■ **To be done**:
Filter this data down to the lines that hold "Магнит", and copy them.
--- Start Excerpted data ---
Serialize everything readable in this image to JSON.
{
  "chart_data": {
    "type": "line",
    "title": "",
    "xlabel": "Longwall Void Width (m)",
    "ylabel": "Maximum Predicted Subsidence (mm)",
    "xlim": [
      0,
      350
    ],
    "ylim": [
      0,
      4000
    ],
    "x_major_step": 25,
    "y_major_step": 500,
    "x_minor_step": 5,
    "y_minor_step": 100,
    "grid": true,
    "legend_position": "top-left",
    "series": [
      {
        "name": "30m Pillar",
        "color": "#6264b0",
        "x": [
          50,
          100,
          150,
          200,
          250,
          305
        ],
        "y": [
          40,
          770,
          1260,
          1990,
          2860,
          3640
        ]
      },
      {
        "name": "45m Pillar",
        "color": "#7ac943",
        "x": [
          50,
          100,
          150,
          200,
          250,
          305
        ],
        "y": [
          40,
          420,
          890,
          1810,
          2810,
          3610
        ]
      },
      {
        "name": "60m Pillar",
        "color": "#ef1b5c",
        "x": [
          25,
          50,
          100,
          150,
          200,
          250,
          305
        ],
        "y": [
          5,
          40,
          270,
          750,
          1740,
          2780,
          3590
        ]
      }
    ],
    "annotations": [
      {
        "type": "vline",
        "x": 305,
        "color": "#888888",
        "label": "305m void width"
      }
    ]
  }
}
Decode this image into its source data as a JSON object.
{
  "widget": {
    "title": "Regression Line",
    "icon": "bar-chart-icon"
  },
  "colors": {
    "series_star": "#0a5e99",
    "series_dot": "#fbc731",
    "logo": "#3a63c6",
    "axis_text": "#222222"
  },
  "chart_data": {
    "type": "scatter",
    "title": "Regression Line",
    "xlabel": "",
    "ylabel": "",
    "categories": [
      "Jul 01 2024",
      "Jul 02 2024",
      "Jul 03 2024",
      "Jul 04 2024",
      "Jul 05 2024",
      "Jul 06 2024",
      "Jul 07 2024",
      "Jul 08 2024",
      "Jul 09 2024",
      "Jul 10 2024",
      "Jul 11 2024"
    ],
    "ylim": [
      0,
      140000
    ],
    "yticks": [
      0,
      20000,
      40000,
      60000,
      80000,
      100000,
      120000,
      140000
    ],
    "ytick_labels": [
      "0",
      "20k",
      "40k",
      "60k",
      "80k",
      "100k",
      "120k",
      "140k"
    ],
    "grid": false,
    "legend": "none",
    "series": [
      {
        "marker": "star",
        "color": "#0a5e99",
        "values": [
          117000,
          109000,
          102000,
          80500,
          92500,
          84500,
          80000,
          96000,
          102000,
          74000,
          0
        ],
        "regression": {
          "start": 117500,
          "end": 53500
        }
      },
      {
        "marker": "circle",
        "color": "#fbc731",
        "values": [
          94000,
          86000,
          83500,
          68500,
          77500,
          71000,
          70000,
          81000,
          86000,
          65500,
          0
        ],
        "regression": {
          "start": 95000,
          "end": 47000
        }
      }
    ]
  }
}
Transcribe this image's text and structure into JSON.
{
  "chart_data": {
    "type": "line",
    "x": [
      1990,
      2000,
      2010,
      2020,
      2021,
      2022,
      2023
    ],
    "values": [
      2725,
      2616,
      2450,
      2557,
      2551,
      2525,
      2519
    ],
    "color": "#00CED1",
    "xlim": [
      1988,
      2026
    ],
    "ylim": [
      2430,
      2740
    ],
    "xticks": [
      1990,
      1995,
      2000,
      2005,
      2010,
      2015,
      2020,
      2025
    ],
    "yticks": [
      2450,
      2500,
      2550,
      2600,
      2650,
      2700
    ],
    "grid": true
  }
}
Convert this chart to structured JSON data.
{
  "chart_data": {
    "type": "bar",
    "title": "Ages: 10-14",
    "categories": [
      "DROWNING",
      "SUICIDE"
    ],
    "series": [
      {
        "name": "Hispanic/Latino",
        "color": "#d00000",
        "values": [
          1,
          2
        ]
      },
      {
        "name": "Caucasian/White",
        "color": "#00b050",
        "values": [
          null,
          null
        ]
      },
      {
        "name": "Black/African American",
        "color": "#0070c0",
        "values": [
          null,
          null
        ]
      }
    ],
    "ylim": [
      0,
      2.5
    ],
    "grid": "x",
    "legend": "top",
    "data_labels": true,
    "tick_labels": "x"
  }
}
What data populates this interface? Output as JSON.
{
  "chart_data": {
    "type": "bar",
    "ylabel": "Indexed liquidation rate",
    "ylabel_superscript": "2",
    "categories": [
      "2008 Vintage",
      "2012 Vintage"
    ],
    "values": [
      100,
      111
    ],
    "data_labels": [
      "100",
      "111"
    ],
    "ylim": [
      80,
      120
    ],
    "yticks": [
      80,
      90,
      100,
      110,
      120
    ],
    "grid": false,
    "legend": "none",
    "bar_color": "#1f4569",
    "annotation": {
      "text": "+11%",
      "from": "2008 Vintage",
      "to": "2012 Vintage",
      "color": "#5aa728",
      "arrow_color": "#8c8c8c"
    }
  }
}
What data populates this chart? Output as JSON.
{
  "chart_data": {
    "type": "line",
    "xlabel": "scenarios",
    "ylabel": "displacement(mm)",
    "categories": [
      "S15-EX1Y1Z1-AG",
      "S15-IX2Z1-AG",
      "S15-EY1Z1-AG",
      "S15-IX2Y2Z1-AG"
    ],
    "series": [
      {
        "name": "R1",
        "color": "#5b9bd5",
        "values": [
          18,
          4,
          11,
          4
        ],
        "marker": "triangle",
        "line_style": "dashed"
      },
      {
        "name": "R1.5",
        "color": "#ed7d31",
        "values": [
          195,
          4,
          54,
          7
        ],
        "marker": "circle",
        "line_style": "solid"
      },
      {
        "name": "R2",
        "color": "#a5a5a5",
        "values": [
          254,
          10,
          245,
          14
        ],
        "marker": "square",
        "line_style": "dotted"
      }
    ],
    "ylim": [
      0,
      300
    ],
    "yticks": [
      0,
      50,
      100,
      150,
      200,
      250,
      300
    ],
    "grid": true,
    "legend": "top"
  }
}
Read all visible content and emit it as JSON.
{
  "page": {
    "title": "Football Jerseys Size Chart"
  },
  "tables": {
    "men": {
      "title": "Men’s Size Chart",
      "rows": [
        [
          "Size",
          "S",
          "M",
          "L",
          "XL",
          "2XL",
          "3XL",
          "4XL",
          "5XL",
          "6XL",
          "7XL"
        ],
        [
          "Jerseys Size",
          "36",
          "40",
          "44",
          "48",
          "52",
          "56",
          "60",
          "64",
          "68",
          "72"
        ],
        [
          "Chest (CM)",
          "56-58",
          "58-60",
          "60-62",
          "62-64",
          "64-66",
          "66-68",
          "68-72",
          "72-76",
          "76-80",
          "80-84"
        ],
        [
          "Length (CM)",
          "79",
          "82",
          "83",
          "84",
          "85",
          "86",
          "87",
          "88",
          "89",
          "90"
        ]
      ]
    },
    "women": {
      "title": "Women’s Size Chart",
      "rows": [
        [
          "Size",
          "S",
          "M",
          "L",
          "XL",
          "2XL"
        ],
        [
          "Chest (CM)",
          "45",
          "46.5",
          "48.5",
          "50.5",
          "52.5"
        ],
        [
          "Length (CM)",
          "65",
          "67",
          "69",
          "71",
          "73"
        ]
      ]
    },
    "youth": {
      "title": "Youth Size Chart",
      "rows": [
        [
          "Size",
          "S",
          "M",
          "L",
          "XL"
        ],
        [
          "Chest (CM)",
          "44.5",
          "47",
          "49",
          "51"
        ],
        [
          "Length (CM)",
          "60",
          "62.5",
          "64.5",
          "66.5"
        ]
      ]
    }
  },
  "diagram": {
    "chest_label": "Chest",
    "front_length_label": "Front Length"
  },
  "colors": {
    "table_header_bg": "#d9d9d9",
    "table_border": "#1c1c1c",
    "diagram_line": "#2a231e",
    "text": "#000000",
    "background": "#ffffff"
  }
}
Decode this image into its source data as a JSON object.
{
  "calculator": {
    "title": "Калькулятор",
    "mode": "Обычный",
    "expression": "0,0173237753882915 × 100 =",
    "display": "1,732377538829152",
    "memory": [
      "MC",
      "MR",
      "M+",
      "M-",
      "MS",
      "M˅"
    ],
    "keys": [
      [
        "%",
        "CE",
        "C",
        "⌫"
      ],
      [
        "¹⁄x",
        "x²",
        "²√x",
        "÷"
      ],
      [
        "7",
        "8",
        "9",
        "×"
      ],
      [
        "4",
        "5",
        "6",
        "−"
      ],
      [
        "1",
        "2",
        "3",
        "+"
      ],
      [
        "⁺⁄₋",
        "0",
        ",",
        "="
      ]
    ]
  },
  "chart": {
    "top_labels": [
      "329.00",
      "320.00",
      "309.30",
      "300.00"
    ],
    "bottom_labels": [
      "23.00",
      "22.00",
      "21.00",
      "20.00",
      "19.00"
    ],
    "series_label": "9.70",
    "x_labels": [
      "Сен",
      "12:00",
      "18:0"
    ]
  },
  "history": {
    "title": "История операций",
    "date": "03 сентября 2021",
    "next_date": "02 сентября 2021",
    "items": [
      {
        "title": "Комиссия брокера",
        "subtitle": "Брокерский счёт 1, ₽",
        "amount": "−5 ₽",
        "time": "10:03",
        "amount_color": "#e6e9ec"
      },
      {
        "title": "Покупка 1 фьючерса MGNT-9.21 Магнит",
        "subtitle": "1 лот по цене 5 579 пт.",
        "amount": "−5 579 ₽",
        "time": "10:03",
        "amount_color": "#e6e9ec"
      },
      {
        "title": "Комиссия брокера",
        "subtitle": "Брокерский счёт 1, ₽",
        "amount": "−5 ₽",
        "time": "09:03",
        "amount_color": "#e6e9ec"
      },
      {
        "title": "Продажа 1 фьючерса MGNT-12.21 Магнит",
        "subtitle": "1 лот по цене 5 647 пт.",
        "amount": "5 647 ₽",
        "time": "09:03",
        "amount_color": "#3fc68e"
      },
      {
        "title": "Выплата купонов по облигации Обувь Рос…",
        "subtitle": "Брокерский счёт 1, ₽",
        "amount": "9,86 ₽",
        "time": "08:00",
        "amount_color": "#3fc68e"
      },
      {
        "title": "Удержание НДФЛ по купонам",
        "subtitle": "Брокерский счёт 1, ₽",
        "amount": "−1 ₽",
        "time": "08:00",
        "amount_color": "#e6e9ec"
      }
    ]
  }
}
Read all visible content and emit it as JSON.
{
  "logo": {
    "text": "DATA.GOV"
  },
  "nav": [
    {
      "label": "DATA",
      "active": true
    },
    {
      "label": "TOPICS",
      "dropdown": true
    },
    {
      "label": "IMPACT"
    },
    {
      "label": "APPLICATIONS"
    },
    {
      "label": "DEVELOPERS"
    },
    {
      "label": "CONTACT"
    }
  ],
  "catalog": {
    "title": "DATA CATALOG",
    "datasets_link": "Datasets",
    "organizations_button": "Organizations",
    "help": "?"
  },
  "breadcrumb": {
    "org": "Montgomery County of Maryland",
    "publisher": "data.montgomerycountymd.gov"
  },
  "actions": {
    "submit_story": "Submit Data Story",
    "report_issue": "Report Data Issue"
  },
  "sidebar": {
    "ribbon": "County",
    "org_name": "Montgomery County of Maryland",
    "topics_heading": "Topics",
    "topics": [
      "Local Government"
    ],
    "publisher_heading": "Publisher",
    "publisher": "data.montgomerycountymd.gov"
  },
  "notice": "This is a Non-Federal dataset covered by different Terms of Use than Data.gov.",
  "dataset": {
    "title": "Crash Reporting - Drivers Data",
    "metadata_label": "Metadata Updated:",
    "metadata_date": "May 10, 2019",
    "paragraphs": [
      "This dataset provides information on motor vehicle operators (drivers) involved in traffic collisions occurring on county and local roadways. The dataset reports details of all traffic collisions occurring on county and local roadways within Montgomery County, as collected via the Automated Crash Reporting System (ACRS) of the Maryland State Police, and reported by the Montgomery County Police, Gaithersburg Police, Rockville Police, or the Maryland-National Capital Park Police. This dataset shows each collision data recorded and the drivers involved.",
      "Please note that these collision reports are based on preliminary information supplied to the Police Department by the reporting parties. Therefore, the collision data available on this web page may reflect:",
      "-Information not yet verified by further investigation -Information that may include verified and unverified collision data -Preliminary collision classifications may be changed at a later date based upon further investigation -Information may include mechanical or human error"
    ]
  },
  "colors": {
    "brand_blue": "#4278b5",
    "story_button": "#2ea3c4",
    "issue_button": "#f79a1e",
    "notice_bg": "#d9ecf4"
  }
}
--- End Excerpted data ---
■ **Expected answer**:
        "title": "Покупка 1 фьючерса MGNT-9.21 Магнит",
        "title": "Продажа 1 фьючерса MGNT-12.21 Магнит",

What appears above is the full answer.